EXERCISE OBJECTIVE =
Only a number is expected in reply: the count of lines below where the word "Zeichnung" occurs.

(LISTED ENTRIES Opens)

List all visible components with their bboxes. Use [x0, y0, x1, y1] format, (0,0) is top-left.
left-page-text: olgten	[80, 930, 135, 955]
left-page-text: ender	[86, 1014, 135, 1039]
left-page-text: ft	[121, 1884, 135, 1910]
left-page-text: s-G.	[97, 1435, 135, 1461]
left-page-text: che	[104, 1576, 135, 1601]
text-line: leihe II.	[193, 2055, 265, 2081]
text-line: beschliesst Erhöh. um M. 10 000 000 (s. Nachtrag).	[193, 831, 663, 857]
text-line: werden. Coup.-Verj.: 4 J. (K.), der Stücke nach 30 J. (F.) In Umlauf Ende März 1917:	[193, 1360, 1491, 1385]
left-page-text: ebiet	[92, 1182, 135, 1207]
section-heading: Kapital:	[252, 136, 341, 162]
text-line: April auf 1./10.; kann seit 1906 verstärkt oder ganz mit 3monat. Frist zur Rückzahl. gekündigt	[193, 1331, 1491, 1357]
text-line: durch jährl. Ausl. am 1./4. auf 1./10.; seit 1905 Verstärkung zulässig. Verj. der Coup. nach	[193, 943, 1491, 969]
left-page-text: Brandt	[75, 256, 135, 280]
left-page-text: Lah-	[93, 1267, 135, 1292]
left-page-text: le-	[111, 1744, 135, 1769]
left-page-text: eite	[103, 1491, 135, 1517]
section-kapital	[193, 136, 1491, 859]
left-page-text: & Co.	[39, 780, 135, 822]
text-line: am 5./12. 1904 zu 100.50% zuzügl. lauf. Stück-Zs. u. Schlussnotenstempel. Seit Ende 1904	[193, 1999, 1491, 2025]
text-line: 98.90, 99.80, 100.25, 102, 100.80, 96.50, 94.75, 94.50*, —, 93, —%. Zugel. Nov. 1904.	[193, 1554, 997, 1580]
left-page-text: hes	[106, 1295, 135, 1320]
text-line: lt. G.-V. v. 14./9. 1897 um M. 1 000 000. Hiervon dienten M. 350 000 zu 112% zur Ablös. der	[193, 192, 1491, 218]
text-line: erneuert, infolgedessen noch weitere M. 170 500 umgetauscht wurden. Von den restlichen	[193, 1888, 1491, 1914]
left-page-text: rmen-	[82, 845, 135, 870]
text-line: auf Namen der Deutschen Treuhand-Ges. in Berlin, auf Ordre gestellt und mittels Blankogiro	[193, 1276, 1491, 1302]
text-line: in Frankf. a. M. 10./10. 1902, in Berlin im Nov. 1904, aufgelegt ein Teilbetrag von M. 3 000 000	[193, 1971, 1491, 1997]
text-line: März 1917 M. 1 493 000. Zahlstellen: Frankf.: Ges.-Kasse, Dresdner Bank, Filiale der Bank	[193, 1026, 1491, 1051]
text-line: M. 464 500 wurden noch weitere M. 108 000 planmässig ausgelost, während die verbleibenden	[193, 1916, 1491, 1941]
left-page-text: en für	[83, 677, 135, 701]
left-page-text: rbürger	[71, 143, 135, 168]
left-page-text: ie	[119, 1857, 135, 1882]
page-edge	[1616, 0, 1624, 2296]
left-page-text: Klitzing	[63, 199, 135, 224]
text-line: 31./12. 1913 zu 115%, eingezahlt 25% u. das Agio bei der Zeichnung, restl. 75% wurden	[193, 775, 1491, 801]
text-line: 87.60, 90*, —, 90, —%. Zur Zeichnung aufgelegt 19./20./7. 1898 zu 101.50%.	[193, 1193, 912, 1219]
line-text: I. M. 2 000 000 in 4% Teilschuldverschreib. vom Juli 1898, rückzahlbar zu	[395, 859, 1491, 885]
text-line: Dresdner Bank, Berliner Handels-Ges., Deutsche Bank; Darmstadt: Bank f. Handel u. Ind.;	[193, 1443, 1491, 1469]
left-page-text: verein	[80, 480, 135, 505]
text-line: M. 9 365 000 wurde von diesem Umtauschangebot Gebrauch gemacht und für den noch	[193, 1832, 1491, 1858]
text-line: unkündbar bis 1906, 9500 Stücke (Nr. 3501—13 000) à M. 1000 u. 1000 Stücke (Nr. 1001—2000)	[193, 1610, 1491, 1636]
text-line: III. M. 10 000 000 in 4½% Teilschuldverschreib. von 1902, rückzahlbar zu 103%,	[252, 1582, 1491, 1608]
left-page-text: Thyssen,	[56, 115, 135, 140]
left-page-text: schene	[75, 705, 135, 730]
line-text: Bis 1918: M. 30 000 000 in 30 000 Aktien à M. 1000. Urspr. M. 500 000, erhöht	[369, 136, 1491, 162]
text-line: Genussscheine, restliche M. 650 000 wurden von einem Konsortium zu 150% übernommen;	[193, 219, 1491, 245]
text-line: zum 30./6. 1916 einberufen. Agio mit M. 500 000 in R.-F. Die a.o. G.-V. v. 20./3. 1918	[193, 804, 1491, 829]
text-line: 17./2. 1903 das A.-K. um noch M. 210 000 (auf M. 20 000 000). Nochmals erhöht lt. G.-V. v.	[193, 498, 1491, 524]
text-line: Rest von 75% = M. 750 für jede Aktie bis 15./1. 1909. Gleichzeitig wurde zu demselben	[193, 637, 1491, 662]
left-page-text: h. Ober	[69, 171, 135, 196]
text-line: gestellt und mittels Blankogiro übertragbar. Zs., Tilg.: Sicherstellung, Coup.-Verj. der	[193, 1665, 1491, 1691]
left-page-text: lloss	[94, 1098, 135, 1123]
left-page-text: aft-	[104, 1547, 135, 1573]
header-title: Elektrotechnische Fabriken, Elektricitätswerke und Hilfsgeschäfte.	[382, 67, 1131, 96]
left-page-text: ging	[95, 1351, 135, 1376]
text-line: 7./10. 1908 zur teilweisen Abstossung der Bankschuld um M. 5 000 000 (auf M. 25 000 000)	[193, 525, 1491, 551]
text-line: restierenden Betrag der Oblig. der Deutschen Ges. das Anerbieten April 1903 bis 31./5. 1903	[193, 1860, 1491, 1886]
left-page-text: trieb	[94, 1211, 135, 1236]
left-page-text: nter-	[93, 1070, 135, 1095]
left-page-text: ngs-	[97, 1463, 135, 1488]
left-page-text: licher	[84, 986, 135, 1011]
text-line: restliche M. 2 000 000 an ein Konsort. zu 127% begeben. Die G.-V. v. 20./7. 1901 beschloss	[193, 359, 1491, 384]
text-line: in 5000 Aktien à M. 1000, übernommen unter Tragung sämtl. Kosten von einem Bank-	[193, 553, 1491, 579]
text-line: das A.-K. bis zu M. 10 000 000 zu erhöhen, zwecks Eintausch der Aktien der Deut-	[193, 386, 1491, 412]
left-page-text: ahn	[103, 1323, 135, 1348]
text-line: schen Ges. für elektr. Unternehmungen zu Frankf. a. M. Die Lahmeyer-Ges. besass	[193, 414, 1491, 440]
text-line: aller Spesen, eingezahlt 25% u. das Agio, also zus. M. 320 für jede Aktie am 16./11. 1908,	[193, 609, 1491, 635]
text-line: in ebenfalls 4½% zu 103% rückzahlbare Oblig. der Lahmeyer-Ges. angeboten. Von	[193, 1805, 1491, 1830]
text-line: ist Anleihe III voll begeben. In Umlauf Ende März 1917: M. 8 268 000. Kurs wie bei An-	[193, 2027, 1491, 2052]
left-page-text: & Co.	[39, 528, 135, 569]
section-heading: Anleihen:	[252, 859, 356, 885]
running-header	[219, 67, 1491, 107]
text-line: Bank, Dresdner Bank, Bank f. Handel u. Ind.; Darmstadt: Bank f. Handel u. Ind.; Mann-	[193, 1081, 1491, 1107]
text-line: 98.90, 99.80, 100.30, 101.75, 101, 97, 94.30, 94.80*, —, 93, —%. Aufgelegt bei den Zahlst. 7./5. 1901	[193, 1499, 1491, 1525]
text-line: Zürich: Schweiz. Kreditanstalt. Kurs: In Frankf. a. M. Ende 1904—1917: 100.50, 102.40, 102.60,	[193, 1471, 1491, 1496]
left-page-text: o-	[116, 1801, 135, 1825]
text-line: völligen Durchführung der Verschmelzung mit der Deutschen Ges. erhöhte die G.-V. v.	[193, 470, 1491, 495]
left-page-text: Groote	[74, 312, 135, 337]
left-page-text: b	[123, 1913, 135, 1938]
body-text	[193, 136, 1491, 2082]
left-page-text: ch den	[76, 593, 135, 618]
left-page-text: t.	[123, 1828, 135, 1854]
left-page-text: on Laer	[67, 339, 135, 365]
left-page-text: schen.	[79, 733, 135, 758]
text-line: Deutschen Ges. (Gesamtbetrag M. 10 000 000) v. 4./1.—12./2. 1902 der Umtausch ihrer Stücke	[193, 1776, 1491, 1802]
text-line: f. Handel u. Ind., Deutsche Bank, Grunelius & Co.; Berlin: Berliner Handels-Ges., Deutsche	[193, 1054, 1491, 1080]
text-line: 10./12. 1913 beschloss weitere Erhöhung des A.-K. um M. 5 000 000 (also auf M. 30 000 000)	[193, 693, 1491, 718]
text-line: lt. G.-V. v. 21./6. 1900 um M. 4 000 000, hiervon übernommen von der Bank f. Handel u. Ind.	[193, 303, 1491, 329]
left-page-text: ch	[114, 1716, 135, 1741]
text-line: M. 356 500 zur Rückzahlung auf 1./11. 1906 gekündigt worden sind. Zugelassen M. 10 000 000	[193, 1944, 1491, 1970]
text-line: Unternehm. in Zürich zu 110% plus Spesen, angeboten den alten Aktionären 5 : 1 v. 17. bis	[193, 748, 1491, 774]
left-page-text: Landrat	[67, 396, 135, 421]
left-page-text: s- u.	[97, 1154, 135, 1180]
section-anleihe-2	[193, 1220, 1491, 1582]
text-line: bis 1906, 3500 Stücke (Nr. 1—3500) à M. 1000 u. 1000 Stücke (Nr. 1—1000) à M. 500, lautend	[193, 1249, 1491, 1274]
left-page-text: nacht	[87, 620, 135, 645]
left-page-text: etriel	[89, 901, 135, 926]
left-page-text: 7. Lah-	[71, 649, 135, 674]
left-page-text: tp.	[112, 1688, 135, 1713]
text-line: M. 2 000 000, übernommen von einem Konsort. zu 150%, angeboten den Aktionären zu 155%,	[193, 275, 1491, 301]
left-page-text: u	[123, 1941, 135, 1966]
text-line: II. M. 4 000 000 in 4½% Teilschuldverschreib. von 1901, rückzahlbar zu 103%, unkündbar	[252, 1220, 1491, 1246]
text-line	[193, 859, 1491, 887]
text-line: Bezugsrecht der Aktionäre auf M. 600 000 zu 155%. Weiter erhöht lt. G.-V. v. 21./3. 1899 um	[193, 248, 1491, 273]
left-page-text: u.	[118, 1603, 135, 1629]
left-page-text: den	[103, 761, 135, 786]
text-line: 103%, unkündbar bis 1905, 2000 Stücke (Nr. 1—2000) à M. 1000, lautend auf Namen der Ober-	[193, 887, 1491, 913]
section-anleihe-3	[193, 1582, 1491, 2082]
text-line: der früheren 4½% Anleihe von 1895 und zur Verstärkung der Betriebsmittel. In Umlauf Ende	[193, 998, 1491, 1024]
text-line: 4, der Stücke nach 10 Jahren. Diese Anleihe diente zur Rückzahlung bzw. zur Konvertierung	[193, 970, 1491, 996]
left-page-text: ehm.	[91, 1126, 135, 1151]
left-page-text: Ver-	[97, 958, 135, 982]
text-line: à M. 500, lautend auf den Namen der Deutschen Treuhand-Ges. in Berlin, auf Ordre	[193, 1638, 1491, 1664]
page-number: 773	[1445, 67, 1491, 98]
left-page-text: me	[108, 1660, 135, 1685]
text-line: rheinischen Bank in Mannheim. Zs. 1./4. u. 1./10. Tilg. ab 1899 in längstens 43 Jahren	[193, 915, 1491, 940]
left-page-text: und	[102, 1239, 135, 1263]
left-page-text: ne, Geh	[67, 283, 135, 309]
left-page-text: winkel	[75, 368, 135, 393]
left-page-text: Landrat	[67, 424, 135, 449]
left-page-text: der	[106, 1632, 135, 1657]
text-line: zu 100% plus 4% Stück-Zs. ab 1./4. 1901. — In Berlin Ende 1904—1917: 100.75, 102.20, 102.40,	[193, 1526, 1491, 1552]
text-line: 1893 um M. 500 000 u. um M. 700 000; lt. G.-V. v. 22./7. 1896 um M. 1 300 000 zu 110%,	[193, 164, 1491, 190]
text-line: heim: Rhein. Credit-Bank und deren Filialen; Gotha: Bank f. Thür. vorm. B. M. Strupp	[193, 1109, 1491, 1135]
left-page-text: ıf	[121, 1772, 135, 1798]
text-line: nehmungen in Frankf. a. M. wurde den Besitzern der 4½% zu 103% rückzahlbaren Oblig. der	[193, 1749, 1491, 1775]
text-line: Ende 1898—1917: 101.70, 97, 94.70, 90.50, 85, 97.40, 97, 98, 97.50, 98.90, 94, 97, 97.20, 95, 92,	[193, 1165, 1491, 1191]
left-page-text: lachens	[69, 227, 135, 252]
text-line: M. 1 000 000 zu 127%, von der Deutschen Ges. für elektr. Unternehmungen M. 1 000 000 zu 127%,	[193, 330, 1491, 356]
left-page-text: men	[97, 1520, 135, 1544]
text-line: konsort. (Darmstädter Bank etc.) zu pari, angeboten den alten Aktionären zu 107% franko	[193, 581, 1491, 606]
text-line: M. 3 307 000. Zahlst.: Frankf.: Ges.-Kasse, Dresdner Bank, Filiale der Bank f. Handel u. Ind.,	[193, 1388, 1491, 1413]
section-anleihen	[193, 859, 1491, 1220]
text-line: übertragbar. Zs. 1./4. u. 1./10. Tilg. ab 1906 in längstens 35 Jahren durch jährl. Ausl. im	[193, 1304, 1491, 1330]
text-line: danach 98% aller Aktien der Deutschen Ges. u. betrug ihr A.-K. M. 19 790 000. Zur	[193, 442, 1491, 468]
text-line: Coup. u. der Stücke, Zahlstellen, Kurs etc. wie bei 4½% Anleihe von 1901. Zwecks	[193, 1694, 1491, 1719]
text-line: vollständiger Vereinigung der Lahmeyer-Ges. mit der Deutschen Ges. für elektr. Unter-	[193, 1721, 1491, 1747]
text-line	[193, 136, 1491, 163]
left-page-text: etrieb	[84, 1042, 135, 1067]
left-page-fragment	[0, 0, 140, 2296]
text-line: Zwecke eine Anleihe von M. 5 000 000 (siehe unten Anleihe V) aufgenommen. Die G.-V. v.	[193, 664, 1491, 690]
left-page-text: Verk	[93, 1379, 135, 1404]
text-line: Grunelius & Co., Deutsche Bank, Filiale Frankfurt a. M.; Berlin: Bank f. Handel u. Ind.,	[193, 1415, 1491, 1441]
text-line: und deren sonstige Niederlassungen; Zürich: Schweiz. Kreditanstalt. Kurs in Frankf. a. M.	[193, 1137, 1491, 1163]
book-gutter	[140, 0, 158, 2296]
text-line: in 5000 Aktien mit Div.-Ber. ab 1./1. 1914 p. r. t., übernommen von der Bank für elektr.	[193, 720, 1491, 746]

(LISTED ENTRIES Closes)

TASK RESPONSE =
2